Go through the listing below and gather every line with the word "JSON".

== STORED DATA ==

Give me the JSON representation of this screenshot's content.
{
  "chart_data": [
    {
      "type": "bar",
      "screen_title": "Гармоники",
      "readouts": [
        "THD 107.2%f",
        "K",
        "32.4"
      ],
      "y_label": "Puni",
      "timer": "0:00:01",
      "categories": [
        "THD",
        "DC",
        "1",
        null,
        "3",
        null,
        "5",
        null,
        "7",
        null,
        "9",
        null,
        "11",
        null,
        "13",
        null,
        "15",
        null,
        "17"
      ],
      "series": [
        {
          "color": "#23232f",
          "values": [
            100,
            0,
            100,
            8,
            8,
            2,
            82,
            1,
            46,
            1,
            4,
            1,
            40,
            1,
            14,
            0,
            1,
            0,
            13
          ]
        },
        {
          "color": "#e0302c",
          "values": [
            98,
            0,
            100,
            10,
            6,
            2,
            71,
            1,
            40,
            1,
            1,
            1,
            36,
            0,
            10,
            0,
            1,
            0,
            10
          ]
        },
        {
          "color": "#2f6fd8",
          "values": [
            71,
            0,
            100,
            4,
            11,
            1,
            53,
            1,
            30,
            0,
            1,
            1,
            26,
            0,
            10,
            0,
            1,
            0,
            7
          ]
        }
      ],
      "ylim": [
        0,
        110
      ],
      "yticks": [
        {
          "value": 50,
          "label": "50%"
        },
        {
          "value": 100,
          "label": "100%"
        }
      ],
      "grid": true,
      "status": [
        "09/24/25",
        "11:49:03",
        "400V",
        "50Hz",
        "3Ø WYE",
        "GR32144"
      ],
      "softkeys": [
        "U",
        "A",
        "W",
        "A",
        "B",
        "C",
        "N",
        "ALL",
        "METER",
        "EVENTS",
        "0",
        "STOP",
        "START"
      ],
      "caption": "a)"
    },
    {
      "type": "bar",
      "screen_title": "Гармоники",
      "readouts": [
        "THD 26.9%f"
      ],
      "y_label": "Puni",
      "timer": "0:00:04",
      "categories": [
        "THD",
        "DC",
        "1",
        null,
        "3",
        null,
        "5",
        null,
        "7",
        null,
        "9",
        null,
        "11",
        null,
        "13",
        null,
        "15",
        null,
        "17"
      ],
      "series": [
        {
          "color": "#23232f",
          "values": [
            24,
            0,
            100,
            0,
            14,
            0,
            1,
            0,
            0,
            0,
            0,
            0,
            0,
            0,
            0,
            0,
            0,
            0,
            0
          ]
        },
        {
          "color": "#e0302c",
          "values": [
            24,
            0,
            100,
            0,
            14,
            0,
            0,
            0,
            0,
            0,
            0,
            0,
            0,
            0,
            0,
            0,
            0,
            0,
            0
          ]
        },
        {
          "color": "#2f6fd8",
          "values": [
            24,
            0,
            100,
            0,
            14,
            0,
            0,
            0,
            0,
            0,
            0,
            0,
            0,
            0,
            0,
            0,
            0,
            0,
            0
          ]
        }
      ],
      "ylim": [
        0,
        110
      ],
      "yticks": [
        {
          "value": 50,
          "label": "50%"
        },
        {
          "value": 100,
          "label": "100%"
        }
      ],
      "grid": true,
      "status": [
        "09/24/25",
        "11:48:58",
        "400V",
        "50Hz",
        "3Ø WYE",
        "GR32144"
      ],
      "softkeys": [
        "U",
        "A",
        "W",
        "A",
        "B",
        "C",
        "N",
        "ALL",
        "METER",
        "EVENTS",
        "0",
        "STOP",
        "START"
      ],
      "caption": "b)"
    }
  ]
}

===
== STORED DATA ==

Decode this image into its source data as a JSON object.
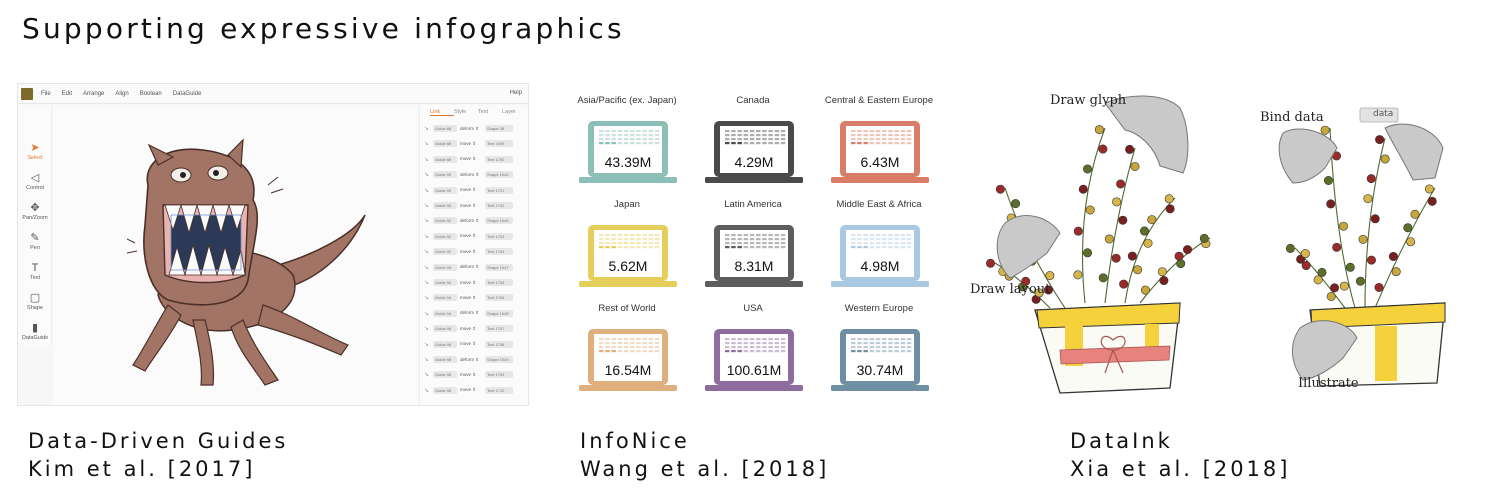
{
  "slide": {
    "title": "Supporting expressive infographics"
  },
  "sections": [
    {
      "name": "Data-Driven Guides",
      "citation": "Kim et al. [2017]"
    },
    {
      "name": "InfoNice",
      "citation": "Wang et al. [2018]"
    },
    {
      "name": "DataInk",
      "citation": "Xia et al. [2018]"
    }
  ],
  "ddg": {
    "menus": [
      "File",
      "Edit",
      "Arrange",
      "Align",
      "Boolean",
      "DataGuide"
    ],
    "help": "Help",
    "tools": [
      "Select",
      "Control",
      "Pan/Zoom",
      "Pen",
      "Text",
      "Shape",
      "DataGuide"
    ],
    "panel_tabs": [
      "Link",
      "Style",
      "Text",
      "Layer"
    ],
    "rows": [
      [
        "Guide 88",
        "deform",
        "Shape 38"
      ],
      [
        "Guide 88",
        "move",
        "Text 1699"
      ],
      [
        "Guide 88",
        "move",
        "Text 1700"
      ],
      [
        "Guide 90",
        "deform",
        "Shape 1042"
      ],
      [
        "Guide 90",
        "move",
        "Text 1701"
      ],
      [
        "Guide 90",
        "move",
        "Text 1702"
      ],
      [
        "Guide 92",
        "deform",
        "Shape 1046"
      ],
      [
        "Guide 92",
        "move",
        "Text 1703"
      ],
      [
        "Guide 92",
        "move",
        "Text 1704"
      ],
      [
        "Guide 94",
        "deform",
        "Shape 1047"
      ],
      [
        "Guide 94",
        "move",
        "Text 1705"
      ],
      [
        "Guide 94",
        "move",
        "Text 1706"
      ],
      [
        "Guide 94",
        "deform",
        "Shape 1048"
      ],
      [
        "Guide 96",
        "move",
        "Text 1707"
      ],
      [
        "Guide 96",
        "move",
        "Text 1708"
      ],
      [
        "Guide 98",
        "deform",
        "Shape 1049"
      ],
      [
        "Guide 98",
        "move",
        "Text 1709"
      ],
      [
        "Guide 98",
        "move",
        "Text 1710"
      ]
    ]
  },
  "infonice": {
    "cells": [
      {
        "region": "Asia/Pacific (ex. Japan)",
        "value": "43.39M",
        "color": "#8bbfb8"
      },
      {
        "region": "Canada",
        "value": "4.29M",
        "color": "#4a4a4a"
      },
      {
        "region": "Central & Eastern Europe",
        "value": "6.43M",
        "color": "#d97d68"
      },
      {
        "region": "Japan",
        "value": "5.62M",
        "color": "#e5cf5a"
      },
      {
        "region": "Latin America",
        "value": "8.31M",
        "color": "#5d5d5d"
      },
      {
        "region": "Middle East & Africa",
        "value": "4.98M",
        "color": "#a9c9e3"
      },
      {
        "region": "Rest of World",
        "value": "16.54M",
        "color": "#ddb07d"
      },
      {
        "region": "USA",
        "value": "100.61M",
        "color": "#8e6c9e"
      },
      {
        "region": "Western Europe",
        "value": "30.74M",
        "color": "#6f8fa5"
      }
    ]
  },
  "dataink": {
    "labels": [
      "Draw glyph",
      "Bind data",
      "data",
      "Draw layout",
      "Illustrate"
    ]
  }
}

===

CORRECT ANSWER —
Give me the JSON representation of this screenshot's content.
Decode this image into its source data as a JSON object.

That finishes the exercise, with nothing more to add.